_Available data_:
============

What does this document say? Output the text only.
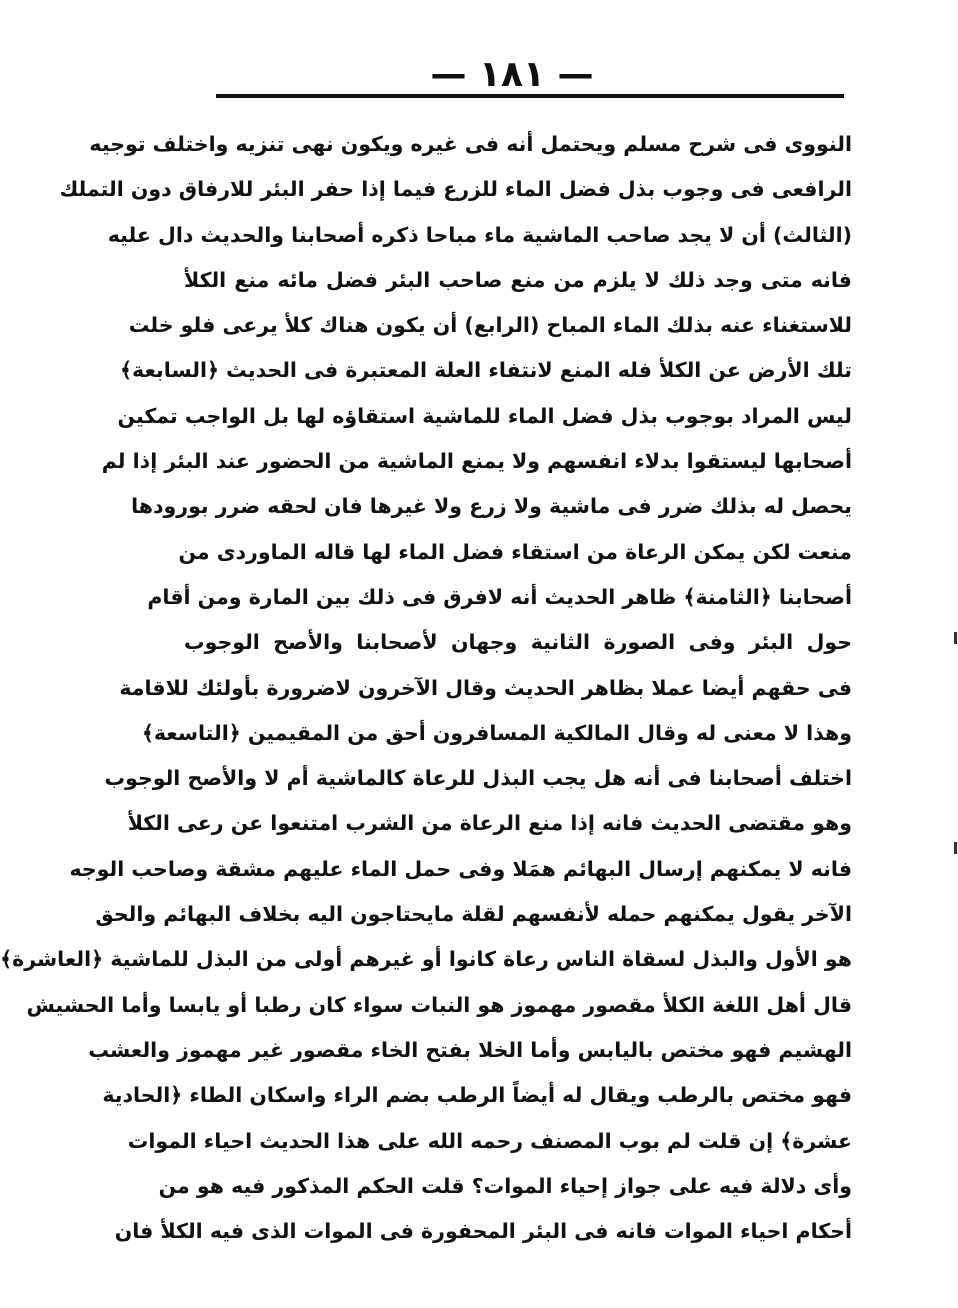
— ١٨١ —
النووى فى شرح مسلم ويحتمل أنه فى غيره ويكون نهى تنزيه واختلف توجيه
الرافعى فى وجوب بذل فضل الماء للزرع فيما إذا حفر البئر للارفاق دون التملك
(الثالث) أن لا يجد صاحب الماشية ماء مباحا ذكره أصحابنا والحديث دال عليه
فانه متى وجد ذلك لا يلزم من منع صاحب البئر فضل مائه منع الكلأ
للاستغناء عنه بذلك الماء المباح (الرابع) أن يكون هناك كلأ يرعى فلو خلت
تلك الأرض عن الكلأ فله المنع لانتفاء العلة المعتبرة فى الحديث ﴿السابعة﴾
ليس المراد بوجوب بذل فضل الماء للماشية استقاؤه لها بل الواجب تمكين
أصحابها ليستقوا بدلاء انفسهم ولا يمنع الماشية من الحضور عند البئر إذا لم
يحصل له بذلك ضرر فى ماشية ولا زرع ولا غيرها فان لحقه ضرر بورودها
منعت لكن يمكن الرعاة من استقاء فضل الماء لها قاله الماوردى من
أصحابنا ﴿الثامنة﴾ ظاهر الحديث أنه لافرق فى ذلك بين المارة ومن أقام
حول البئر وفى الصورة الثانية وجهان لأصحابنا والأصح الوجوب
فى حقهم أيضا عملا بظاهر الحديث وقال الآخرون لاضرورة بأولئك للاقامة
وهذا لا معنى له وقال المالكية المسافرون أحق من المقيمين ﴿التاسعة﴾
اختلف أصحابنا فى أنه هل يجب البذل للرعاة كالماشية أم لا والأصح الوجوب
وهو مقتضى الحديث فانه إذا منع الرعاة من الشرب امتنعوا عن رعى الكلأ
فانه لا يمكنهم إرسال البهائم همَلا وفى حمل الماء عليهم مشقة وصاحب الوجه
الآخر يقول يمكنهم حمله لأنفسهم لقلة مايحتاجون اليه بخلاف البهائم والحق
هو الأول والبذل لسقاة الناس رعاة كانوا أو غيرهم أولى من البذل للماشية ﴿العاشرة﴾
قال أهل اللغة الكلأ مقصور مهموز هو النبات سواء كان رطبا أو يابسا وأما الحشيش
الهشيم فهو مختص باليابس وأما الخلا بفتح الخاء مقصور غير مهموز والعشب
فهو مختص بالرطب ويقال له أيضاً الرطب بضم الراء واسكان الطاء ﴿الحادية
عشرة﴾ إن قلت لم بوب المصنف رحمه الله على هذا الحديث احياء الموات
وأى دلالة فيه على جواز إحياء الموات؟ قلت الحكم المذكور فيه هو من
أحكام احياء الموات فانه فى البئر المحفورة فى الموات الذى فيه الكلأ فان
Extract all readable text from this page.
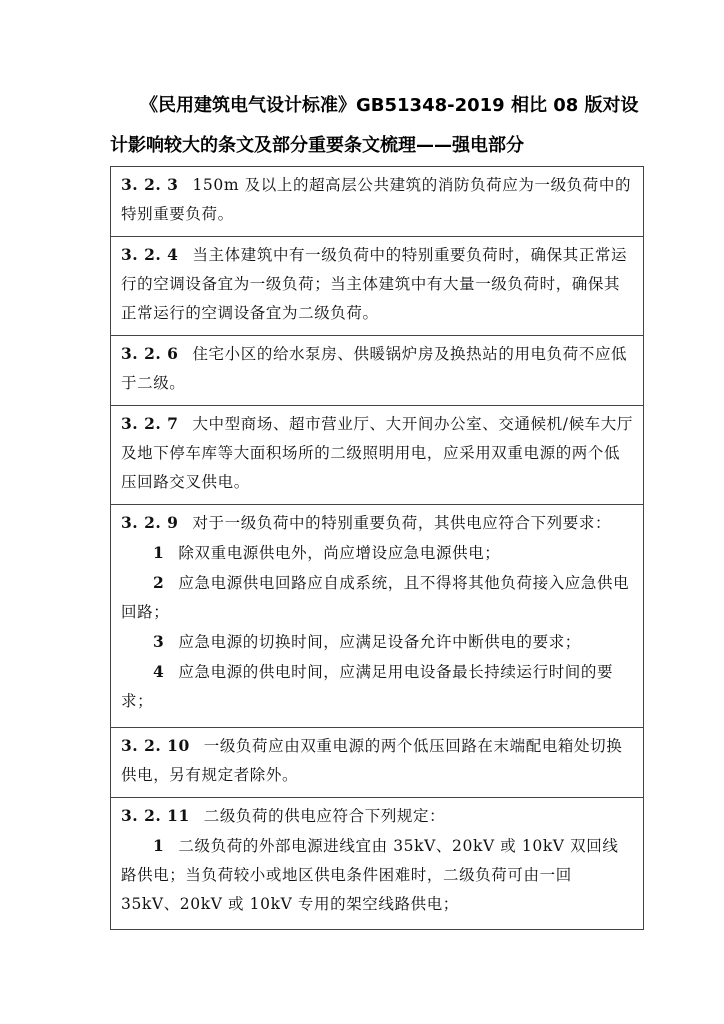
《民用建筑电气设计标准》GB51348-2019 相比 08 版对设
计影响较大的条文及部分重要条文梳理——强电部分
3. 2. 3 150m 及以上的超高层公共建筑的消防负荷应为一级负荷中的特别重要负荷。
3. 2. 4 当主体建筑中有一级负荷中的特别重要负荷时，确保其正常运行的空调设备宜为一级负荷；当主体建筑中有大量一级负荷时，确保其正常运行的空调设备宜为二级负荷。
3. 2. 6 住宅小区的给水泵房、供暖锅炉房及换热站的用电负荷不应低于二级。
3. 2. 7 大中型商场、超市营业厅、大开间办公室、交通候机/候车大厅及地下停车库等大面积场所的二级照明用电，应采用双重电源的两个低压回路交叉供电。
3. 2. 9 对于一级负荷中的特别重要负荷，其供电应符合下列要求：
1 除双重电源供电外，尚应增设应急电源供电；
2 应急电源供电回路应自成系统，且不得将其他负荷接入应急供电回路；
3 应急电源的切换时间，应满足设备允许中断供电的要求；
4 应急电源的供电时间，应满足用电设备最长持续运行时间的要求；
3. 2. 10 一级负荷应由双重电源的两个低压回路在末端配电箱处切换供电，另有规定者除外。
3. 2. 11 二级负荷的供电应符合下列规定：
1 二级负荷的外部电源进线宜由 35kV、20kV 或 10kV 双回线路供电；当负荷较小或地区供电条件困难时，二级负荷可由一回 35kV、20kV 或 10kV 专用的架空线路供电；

============

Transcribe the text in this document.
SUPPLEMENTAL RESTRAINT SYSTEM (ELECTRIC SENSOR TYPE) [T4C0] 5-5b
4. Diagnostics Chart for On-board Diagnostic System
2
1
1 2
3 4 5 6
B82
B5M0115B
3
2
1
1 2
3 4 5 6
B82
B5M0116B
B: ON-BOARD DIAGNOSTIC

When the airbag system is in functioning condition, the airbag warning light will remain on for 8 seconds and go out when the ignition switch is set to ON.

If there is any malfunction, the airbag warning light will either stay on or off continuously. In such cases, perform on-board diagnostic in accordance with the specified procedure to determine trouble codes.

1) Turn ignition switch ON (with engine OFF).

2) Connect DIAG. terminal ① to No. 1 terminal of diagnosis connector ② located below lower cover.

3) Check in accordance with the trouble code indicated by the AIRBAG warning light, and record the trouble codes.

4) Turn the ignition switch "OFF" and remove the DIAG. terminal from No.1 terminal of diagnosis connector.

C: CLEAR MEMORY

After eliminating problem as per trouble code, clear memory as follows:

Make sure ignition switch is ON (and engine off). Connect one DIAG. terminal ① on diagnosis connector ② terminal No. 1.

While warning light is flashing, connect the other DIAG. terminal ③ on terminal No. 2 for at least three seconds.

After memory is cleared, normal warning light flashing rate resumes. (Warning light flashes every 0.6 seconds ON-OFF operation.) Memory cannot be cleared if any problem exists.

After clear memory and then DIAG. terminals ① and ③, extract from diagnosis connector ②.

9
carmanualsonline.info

============

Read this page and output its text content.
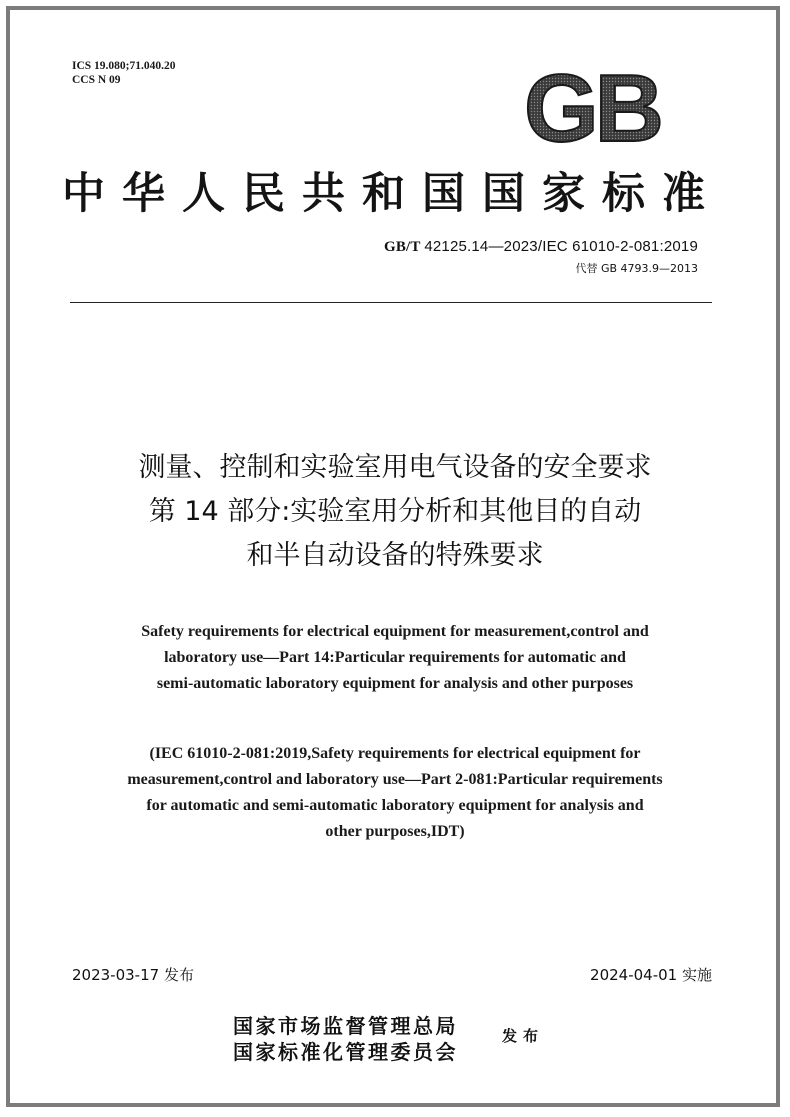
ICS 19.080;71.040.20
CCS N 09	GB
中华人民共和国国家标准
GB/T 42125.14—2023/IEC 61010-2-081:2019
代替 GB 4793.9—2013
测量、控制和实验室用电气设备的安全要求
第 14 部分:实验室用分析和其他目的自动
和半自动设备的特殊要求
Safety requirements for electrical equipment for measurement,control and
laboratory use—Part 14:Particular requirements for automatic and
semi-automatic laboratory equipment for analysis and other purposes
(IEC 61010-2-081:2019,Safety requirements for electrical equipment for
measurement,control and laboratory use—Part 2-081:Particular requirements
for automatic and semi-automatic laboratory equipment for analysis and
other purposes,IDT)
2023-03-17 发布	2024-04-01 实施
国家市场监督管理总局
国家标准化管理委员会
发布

============

_What needs to be done_: In the entries above, identify every line with the string "وقال".

_Full output_:
فى حقهم أيضا عملا بظاهر الحديث وقال الآخرون لاضرورة بأولئك للاقامة
وهذا لا معنى له وقال المالكية المسافرون أحق من المقيمين ﴿التاسعة﴾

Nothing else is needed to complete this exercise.